-- start --

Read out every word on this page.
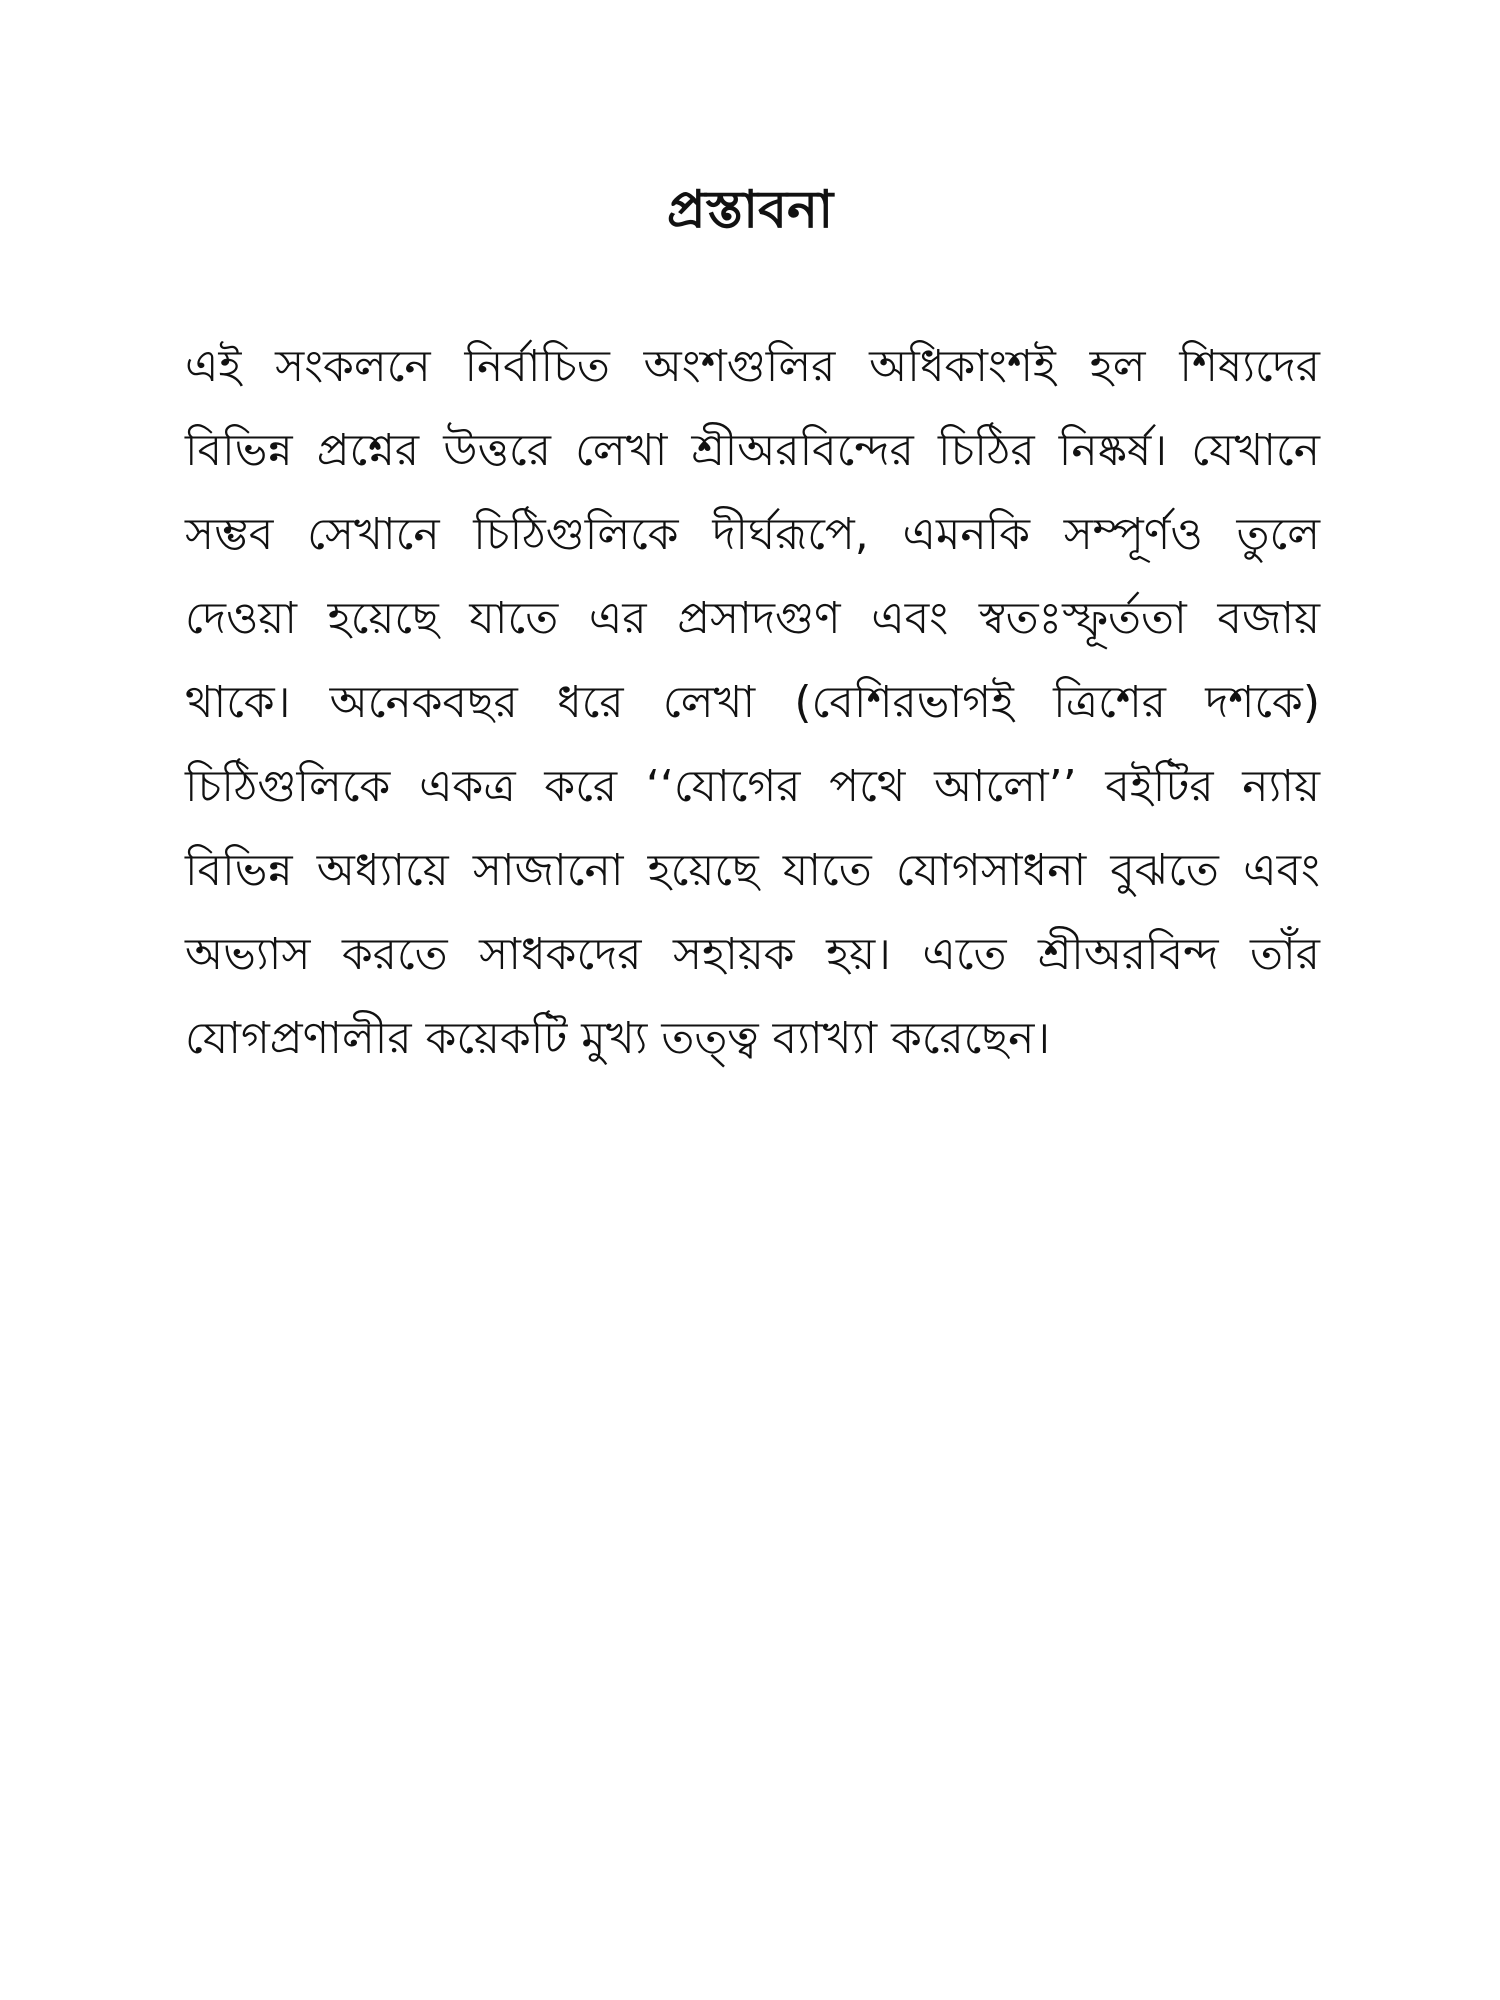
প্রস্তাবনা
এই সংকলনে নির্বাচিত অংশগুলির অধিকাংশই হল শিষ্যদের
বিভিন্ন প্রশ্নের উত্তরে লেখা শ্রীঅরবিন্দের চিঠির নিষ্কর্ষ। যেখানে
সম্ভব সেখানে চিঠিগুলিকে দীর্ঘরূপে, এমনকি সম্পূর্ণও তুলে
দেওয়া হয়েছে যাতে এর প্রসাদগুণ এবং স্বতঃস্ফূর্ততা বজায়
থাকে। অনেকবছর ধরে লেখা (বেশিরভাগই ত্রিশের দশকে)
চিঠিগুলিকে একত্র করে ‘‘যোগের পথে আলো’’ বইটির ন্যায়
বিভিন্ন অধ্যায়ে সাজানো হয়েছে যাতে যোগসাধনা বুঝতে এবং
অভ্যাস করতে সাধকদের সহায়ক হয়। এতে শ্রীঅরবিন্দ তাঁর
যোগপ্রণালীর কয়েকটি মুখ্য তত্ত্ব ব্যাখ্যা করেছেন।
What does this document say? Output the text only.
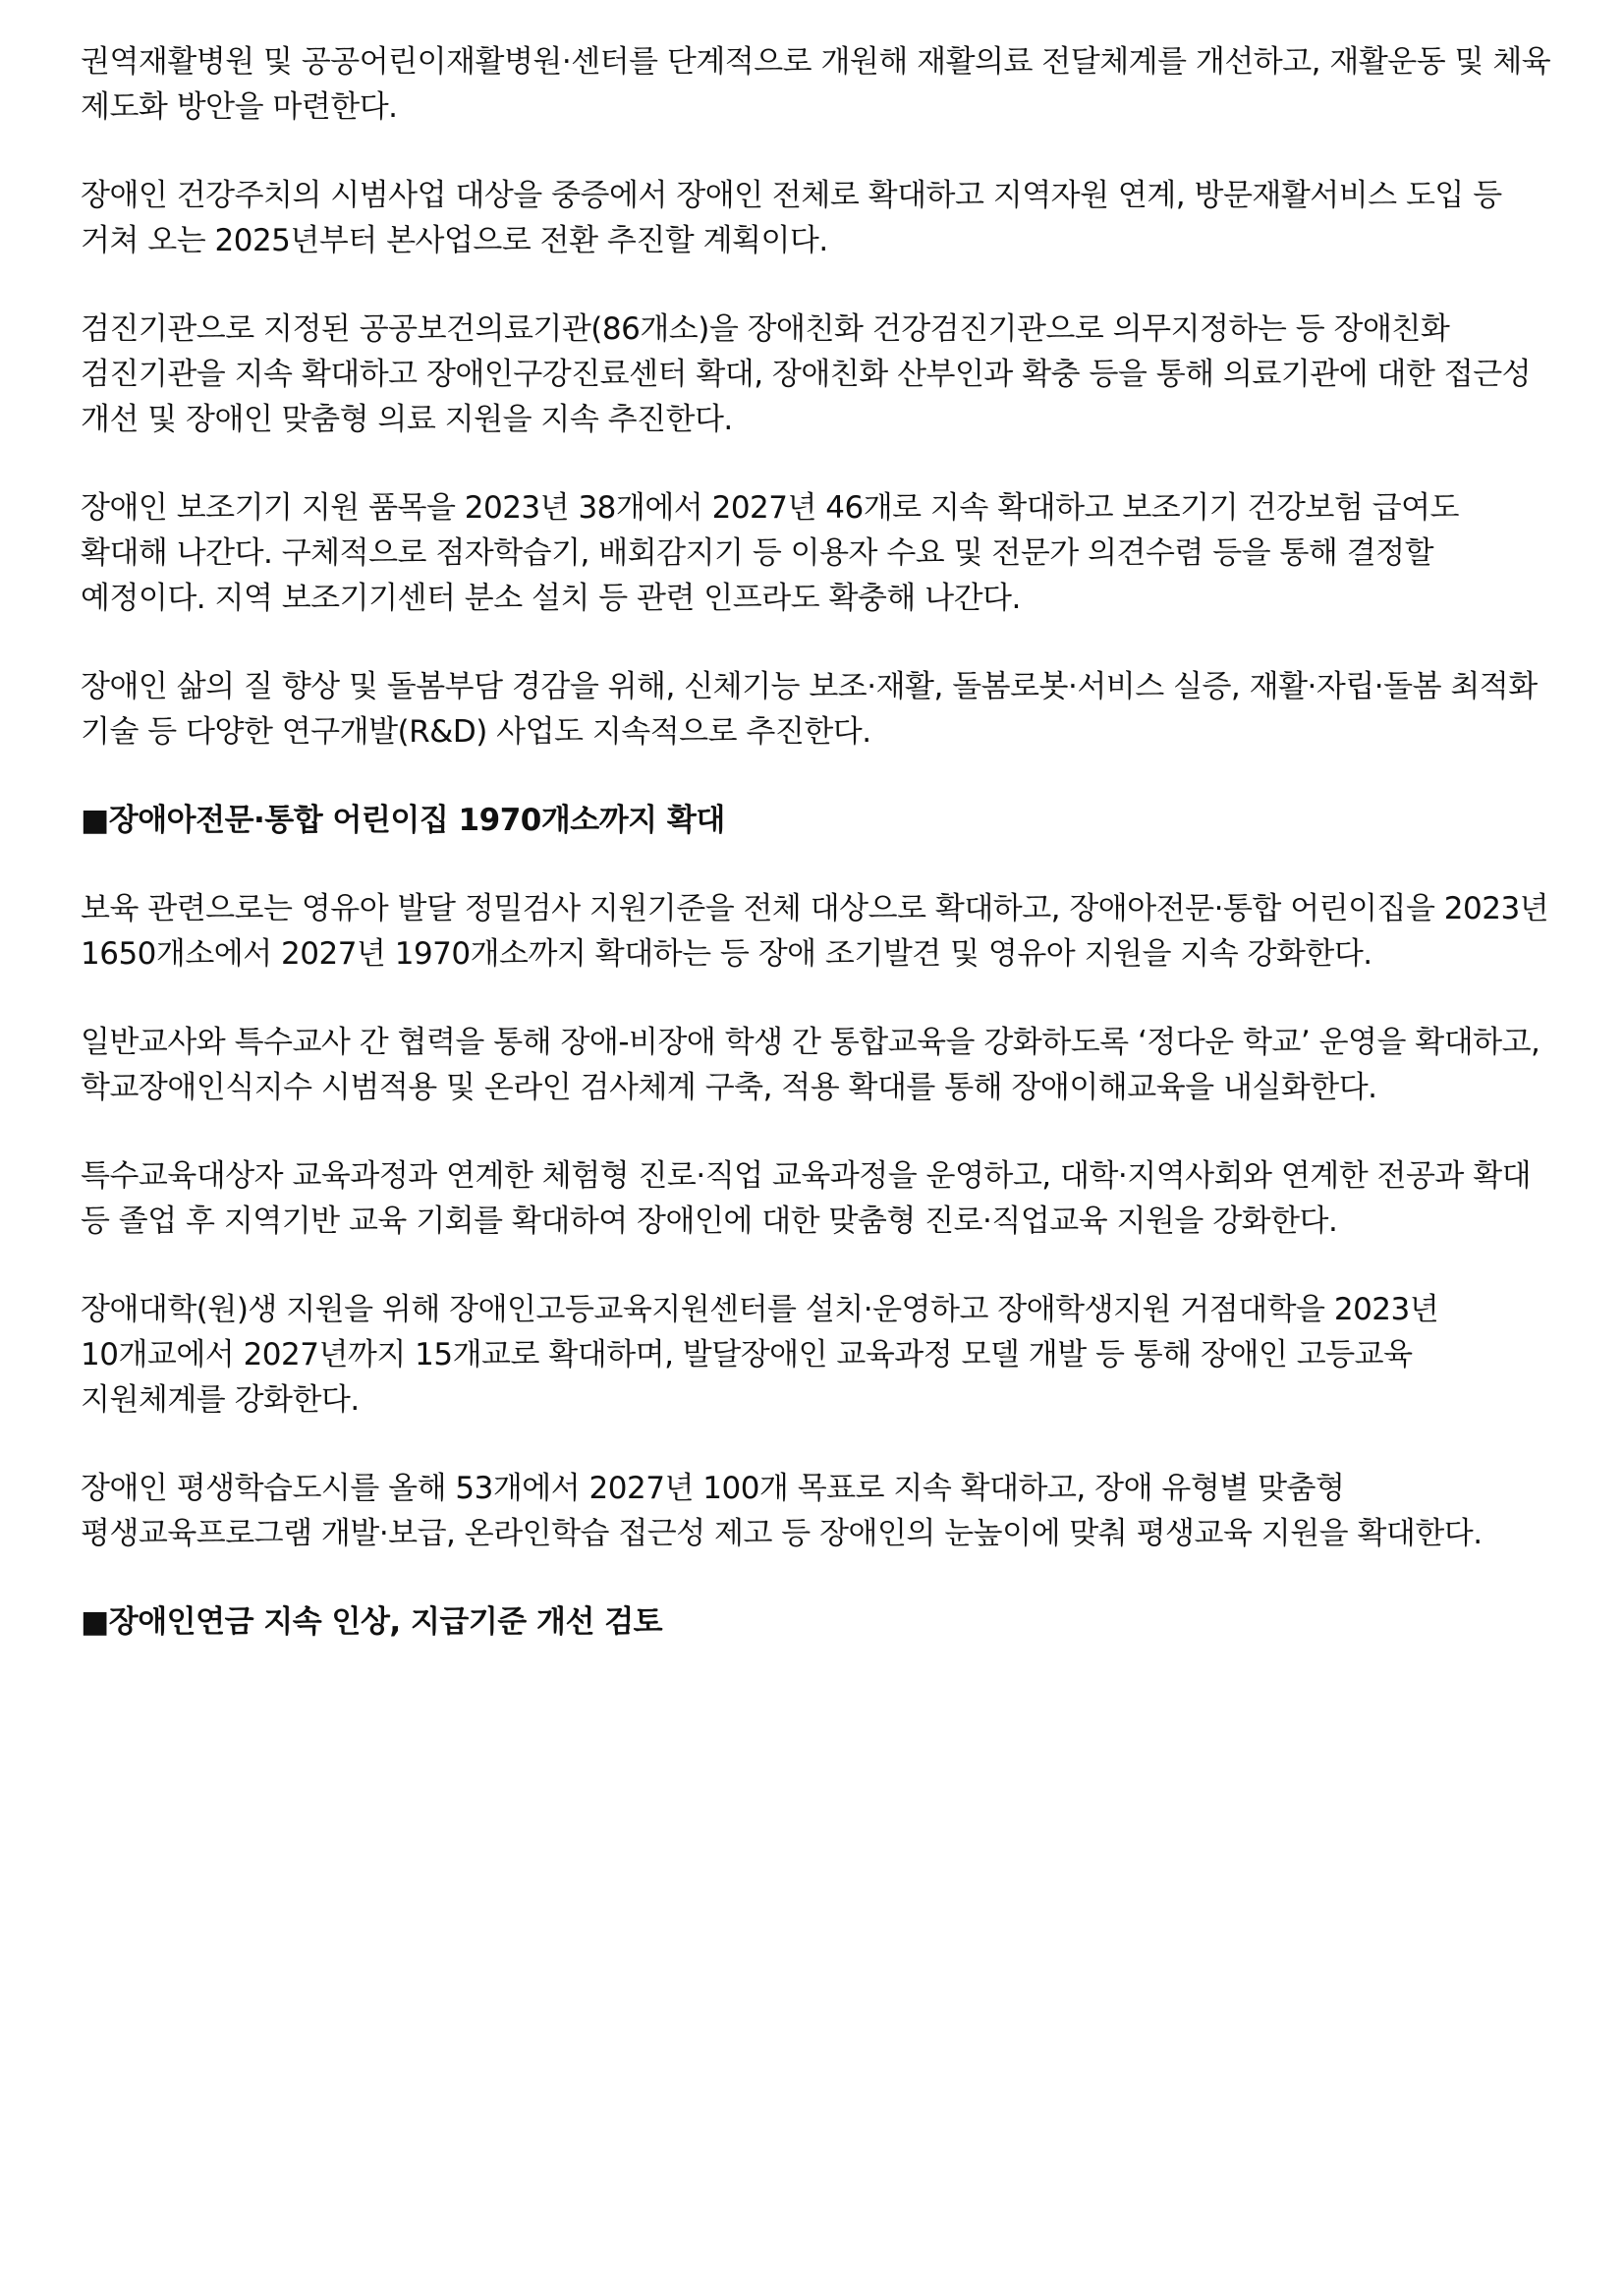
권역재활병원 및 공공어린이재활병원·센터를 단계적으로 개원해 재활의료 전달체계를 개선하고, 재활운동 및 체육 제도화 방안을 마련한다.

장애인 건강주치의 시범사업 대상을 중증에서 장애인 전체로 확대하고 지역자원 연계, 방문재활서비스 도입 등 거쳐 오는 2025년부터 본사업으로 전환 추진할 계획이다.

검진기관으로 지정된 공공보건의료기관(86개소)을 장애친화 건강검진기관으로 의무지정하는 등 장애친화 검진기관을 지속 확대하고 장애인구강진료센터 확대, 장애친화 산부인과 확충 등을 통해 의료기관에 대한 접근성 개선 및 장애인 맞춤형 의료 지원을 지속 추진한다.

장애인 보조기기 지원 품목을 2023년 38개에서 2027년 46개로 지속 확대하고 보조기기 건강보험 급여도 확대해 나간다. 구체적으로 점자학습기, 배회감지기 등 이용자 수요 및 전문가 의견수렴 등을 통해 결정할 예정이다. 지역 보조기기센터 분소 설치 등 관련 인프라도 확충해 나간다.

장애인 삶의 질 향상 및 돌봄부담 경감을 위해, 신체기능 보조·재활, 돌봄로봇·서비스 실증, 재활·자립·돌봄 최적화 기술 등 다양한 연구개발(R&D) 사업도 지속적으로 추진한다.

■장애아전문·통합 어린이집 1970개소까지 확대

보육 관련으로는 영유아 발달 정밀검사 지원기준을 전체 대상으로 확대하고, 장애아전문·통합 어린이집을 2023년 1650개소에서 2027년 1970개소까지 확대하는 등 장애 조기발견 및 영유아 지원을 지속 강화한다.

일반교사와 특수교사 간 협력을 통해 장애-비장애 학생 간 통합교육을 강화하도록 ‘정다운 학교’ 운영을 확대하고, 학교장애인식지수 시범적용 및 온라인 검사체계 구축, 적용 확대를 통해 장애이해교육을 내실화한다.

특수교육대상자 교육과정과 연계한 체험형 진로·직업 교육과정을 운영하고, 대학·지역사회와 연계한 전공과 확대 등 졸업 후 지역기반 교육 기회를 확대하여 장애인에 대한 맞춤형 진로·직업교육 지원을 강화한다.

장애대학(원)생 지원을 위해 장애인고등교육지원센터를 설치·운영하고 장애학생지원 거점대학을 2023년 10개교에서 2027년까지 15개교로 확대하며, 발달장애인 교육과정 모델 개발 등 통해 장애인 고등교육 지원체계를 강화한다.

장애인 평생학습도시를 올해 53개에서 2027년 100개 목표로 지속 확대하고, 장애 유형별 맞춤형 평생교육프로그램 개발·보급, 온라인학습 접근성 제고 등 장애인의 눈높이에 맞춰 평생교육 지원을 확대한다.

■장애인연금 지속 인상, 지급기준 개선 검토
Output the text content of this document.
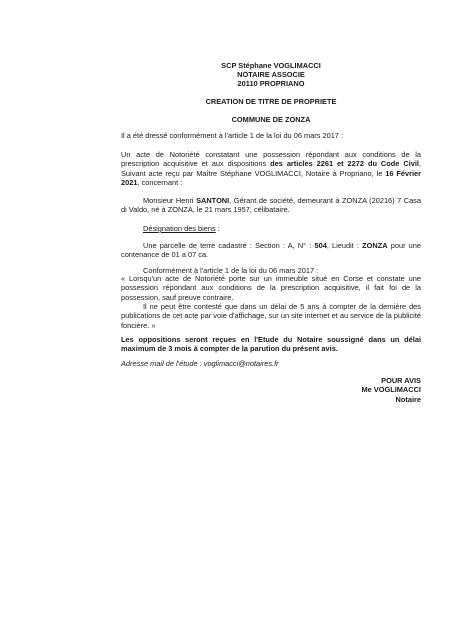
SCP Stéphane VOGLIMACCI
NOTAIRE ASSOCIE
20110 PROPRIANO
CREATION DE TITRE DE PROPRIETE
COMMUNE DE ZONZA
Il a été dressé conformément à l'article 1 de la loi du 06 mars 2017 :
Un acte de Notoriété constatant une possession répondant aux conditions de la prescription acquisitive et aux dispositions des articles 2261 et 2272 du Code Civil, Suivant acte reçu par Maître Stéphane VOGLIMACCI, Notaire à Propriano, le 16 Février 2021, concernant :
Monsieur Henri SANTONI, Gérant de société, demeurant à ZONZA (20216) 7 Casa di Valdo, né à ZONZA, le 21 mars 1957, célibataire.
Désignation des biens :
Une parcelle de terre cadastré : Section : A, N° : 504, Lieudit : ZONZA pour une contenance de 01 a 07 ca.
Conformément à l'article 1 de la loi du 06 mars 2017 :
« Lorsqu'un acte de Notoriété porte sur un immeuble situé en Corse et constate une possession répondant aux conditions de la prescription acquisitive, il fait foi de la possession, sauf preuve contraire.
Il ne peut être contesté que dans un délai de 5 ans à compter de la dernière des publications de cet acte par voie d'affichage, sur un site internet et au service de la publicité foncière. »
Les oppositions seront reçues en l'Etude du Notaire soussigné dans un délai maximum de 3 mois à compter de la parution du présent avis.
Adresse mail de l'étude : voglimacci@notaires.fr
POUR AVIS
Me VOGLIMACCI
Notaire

-- end --

**Your goal:**
Could you reproduce every record above exactly, leaving out the pictures?

**Answer to this task:**
Read out every word on this page.
প্রস্তাবনা
এই সংকলনে নির্বাচিত অংশগুলির অধিকাংশই হল শিষ্যদের
বিভিন্ন প্রশ্নের উত্তরে লেখা শ্রীঅরবিন্দের চিঠির নিষ্কর্ষ। যেখানে
সম্ভব সেখানে চিঠিগুলিকে দীর্ঘরূপে, এমনকি সম্পূর্ণও তুলে
দেওয়া হয়েছে যাতে এর প্রসাদগুণ এবং স্বতঃস্ফূর্ততা বজায়
থাকে। অনেকবছর ধরে লেখা (বেশিরভাগই ত্রিশের দশকে)
চিঠিগুলিকে একত্র করে ‘‘যোগের পথে আলো’’ বইটির ন্যায়
বিভিন্ন অধ্যায়ে সাজানো হয়েছে যাতে যোগসাধনা বুঝতে এবং
অভ্যাস করতে সাধকদের সহায়ক হয়। এতে শ্রীঅরবিন্দ তাঁর
যোগপ্রণালীর কয়েকটি মুখ্য তত্ত্ব ব্যাখ্যা করেছেন।
What does this document say? Output the text only.
권역재활병원 및 공공어린이재활병원·센터를 단계적으로 개원해 재활의료 전달체계를 개선하고, 재활운동 및 체육 제도화 방안을 마련한다.

장애인 건강주치의 시범사업 대상을 중증에서 장애인 전체로 확대하고 지역자원 연계, 방문재활서비스 도입 등 거쳐 오는 2025년부터 본사업으로 전환 추진할 계획이다.

검진기관으로 지정된 공공보건의료기관(86개소)을 장애친화 건강검진기관으로 의무지정하는 등 장애친화 검진기관을 지속 확대하고 장애인구강진료센터 확대, 장애친화 산부인과 확충 등을 통해 의료기관에 대한 접근성 개선 및 장애인 맞춤형 의료 지원을 지속 추진한다.

장애인 보조기기 지원 품목을 2023년 38개에서 2027년 46개로 지속 확대하고 보조기기 건강보험 급여도 확대해 나간다. 구체적으로 점자학습기, 배회감지기 등 이용자 수요 및 전문가 의견수렴 등을 통해 결정할 예정이다. 지역 보조기기센터 분소 설치 등 관련 인프라도 확충해 나간다.

장애인 삶의 질 향상 및 돌봄부담 경감을 위해, 신체기능 보조·재활, 돌봄로봇·서비스 실증, 재활·자립·돌봄 최적화 기술 등 다양한 연구개발(R&D) 사업도 지속적으로 추진한다.

■장애아전문·통합 어린이집 1970개소까지 확대

보육 관련으로는 영유아 발달 정밀검사 지원기준을 전체 대상으로 확대하고, 장애아전문·통합 어린이집을 2023년 1650개소에서 2027년 1970개소까지 확대하는 등 장애 조기발견 및 영유아 지원을 지속 강화한다.

일반교사와 특수교사 간 협력을 통해 장애-비장애 학생 간 통합교육을 강화하도록 ‘정다운 학교’ 운영을 확대하고, 학교장애인식지수 시범적용 및 온라인 검사체계 구축, 적용 확대를 통해 장애이해교육을 내실화한다.

특수교육대상자 교육과정과 연계한 체험형 진로·직업 교육과정을 운영하고, 대학·지역사회와 연계한 전공과 확대 등 졸업 후 지역기반 교육 기회를 확대하여 장애인에 대한 맞춤형 진로·직업교육 지원을 강화한다.

장애대학(원)생 지원을 위해 장애인고등교육지원센터를 설치·운영하고 장애학생지원 거점대학을 2023년 10개교에서 2027년까지 15개교로 확대하며, 발달장애인 교육과정 모델 개발 등 통해 장애인 고등교육 지원체계를 강화한다.

장애인 평생학습도시를 올해 53개에서 2027년 100개 목표로 지속 확대하고, 장애 유형별 맞춤형 평생교육프로그램 개발·보급, 온라인학습 접근성 제고 등 장애인의 눈높이에 맞춰 평생교육 지원을 확대한다.

■장애인연금 지속 인상, 지급기준 개선 검토
Output the text content of this document.
SCP Stéphane VOGLIMACCI
NOTAIRE ASSOCIE
20110 PROPRIANO
CREATION DE TITRE DE PROPRIETE
COMMUNE DE ZONZA
Il a été dressé conformément à l'article 1 de la loi du 06 mars 2017 :
Un acte de Notoriété constatant une possession répondant aux conditions de la prescription acquisitive et aux dispositions des articles 2261 et 2272 du Code Civil, Suivant acte reçu par Maître Stéphane VOGLIMACCI, Notaire à Propriano, le 16 Février 2021, concernant :
Monsieur Henri SANTONI, Gérant de société, demeurant à ZONZA (20216) 7 Casa di Valdo, né à ZONZA, le 21 mars 1957, célibataire.
Désignation des biens :
Une parcelle de terre cadastré : Section : A, N° : 504, Lieudit : ZONZA pour une contenance de 01 a 07 ca.
Conformément à l'article 1 de la loi du 06 mars 2017 :
« Lorsqu'un acte de Notoriété porte sur un immeuble situé en Corse et constate une possession répondant aux conditions de la prescription acquisitive, il fait foi de la possession, sauf preuve contraire.
Il ne peut être contesté que dans un délai de 5 ans à compter de la dernière des publications de cet acte par voie d'affichage, sur un site internet et au service de la publicité foncière. »
Les oppositions seront reçues en l'Etude du Notaire soussigné dans un délai maximum de 3 mois à compter de la parution du présent avis.
Adresse mail de l'étude : voglimacci@notaires.fr
POUR AVIS
Me VOGLIMACCI
Notaire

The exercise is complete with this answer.